- 할 일 -
1 - 발췌문에서 "# For high resolution"이라는 말이 들어 있는 부분부터 "relational data를 이용하세요."로 끝나는 부분까지 그대로 다시 옮겨 적으세요.
2 - 레이아웃 영역 기록의 첫 행부터 "slice-value-bs-as: 37.6% (768, 114, 804, 128)"가 들어 있는 행까지, 두 끝을 포함하여 빈 행을 빼고 번호 목록으로 나타내세요.

Exercises

R for Data Science by Wickham & Grolemund

Author

Sungkyun Cho

Published

April 22, 2024

Load packages
# numerical calculation & data frames
import numpy as np
import pandas as pd

# visualization
import matplotlib.pyplot as plt
import seaborn as sns
import seaborn.objects as so

# statistics
import statsmodels.api as sm

# pandas options
pd.set_option('mode.copy_on_write', True)  # pandas 2.0
pd.options.display.float_format = '{:.2f}'.format  # pd.reset_option('display.float_format')
pd.options.display.max_rows = 7  # max number of rows to display

# NumPy options
np.set_printoptions(precision = 2, suppress=True)  # suppress scientific notation

# For high resolution display
import matplotlib_inline
matplotlib_inline.backend_inline.set_matplotlib_formats("retina")

The nycflight13 datasets

Combine 섹션에서 다른 nycflight13의 4개의 relational data를 이용하세요.

  1. Add the location of the origin and destination (i.e. the lat and lon in airports) to flights.

(레이아웃 영역 기록)
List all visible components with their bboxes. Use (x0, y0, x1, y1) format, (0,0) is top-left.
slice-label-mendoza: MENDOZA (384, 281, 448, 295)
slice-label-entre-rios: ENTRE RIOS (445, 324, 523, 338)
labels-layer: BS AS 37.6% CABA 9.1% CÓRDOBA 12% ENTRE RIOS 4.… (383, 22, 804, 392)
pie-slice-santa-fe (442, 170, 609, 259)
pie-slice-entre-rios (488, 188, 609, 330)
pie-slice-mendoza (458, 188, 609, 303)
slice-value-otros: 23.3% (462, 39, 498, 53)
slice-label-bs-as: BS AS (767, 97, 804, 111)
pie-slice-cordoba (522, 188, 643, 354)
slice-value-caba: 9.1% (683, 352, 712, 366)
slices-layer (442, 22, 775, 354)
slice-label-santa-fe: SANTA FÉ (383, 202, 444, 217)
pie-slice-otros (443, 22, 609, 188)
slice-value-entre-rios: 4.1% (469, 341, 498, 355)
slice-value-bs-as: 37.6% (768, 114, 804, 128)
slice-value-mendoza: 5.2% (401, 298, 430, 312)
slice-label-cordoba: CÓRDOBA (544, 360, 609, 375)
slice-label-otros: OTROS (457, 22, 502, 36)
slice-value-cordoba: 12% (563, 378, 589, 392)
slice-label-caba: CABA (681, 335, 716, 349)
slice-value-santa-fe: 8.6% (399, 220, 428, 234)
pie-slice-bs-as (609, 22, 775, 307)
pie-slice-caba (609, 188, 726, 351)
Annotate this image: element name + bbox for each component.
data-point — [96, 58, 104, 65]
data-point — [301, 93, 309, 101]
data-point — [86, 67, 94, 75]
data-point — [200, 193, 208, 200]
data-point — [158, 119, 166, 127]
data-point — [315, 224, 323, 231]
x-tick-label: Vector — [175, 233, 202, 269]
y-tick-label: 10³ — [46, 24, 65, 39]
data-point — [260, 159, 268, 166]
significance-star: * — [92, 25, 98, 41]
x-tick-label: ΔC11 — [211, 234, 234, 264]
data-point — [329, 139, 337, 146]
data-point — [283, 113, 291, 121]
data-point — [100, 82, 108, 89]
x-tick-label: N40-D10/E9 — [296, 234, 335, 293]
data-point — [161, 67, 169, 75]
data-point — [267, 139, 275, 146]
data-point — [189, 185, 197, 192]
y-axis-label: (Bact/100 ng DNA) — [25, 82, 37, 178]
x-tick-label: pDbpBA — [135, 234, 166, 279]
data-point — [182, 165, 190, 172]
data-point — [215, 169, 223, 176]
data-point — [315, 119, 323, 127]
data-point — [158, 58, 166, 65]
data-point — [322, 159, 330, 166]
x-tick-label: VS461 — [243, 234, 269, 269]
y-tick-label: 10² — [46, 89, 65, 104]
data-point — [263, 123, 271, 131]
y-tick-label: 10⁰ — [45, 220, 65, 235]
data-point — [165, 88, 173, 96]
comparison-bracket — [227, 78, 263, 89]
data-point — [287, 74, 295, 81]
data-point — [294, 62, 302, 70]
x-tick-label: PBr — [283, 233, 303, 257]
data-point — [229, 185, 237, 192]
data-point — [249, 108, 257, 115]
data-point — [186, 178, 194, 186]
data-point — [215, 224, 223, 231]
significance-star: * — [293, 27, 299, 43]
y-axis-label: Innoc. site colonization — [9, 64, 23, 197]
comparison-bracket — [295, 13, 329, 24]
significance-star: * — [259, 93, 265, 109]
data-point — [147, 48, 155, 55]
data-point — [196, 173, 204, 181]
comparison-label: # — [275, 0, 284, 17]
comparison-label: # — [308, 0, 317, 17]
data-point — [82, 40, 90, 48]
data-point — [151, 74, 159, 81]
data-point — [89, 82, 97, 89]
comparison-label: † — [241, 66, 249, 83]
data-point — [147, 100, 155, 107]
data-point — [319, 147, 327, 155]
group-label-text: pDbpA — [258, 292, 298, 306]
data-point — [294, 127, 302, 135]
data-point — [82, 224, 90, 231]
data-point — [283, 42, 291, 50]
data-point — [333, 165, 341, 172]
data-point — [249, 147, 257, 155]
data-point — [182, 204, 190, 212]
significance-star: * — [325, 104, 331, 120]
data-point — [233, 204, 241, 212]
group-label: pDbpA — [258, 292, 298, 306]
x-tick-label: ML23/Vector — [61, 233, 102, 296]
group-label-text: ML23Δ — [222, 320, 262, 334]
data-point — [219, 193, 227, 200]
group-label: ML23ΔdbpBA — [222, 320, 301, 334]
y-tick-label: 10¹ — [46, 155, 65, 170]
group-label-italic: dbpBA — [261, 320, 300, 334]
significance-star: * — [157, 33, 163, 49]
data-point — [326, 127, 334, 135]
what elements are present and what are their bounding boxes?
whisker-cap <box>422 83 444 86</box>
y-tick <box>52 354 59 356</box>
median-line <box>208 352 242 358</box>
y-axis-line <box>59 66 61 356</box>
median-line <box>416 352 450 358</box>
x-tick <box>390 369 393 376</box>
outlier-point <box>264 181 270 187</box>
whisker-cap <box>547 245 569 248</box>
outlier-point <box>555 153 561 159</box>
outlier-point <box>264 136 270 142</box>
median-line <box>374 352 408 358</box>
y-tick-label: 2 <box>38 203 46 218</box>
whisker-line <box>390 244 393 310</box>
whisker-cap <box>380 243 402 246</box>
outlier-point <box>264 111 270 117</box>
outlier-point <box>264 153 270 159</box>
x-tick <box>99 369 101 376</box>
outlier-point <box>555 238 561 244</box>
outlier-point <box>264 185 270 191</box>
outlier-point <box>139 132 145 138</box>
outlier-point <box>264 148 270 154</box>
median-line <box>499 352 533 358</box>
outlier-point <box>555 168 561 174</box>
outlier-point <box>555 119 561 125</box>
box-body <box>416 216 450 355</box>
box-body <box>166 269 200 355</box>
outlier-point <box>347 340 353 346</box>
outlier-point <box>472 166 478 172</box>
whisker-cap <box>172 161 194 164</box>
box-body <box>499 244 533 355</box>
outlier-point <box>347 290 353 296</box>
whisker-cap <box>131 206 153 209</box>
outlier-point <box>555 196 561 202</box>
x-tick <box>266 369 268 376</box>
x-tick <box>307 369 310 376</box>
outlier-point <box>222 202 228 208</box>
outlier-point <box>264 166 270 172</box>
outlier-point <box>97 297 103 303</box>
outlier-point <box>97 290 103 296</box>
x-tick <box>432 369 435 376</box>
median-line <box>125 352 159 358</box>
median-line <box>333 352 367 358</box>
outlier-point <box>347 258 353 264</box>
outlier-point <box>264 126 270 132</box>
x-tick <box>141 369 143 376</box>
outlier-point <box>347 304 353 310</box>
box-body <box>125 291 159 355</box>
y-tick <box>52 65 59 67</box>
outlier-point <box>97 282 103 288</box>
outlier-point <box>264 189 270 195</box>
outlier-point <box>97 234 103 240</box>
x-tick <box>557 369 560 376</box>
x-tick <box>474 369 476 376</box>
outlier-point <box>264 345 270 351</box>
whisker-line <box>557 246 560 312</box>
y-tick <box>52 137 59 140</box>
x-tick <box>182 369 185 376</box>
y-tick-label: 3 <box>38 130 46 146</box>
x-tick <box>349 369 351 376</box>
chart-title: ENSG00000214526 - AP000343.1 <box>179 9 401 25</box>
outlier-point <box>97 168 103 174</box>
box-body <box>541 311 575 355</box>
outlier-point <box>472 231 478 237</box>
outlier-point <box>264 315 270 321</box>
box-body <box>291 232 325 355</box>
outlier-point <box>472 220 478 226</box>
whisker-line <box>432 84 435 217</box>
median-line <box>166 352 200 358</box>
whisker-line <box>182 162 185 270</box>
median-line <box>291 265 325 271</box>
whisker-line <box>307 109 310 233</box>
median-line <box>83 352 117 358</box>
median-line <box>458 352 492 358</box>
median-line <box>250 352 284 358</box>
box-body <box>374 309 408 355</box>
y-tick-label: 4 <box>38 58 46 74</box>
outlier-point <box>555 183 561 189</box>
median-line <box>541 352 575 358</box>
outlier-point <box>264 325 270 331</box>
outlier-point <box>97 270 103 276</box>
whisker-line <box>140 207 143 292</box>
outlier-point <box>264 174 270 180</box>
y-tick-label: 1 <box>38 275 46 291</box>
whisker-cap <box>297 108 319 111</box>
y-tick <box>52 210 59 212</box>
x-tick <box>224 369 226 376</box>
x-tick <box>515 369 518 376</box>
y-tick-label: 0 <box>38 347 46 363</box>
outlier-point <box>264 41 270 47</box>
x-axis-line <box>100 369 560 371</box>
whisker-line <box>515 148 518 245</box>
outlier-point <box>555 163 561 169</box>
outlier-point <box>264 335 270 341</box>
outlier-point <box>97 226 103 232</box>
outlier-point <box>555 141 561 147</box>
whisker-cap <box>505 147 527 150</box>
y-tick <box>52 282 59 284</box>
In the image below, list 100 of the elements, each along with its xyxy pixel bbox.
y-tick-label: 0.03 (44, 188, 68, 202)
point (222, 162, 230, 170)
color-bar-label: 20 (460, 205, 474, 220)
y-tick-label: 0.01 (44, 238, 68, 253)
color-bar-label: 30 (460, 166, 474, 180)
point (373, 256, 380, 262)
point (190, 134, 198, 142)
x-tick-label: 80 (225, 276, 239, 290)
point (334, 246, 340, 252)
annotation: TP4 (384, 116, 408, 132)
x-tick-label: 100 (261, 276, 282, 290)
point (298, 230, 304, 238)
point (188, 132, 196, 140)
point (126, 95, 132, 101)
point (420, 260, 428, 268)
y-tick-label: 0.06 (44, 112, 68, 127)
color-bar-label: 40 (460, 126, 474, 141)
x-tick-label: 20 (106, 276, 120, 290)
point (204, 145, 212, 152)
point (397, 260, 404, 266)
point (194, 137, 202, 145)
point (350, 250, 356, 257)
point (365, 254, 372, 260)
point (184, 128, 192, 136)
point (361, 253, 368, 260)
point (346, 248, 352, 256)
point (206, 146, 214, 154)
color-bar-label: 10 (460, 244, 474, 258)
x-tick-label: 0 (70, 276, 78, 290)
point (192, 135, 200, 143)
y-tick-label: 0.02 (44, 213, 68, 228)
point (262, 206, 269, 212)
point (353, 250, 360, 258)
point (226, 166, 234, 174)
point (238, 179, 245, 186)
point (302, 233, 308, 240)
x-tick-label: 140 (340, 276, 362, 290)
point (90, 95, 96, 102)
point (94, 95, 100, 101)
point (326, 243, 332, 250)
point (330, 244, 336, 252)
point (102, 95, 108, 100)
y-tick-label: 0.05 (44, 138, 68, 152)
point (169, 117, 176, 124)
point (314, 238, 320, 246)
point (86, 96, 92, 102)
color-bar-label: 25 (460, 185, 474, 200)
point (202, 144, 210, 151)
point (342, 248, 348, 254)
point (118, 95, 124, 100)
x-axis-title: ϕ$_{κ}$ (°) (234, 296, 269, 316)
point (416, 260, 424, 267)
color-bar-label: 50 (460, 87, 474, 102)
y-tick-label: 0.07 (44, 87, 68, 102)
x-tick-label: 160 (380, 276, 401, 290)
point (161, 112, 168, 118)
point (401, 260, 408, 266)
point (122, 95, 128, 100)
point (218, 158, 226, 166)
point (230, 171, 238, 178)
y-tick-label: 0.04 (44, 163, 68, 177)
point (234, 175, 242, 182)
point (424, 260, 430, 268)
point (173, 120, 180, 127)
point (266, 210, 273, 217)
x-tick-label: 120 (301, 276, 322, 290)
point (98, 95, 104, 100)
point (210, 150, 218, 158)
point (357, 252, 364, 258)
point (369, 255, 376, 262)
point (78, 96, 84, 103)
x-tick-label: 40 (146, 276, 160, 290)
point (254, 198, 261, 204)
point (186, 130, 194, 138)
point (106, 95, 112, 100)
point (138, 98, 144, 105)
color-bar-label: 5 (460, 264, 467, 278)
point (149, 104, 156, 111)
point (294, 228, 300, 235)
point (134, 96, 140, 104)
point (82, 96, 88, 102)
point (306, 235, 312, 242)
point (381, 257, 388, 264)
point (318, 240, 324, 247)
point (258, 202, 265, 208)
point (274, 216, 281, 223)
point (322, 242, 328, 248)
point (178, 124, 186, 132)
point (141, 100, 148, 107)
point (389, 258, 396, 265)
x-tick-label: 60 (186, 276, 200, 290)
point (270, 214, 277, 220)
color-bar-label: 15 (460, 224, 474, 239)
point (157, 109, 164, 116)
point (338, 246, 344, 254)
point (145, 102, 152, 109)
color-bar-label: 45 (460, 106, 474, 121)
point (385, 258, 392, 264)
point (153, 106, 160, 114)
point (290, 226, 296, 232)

- 풀이 -
1 -
# For high resolution display
import matplotlib_inline
matplotlib_inline.backend_inline.set_matplotlib_formats("retina")

The nycflight13 datasets

Combine 섹션에서 다른 nycflight13의 4개의 relational data를 이용하세요.

2 -
1. List all visible components with their bboxes. Use (x0, y0, x1, y1) format, (0,0) is top-left.
2. slice-label-mendoza: MENDOZA (384, 281, 448, 295)
3. slice-label-entre-rios: ENTRE RIOS (445, 324, 523, 338)
4. labels-layer: BS AS 37.6% CABA 9.1% CÓRDOBA 12% ENTRE RIOS 4.… (383, 22, 804, 392)
5. pie-slice-santa-fe (442, 170, 609, 259)
6. pie-slice-entre-rios (488, 188, 609, 330)
7. pie-slice-mendoza (458, 188, 609, 303)
8. slice-value-otros: 23.3% (462, 39, 498, 53)
9. slice-label-bs-as: BS AS (767, 97, 804, 111)
10. pie-slice-cordoba (522, 188, 643, 354)
11. slice-value-caba: 9.1% (683, 352, 712, 366)
12. slices-layer (442, 22, 775, 354)
13. slice-label-santa-fe: SANTA FÉ (383, 202, 444, 217)
14. pie-slice-otros (443, 22, 609, 188)
15. slice-value-entre-rios: 4.1% (469, 341, 498, 355)
16. slice-value-bs-as: 37.6% (768, 114, 804, 128)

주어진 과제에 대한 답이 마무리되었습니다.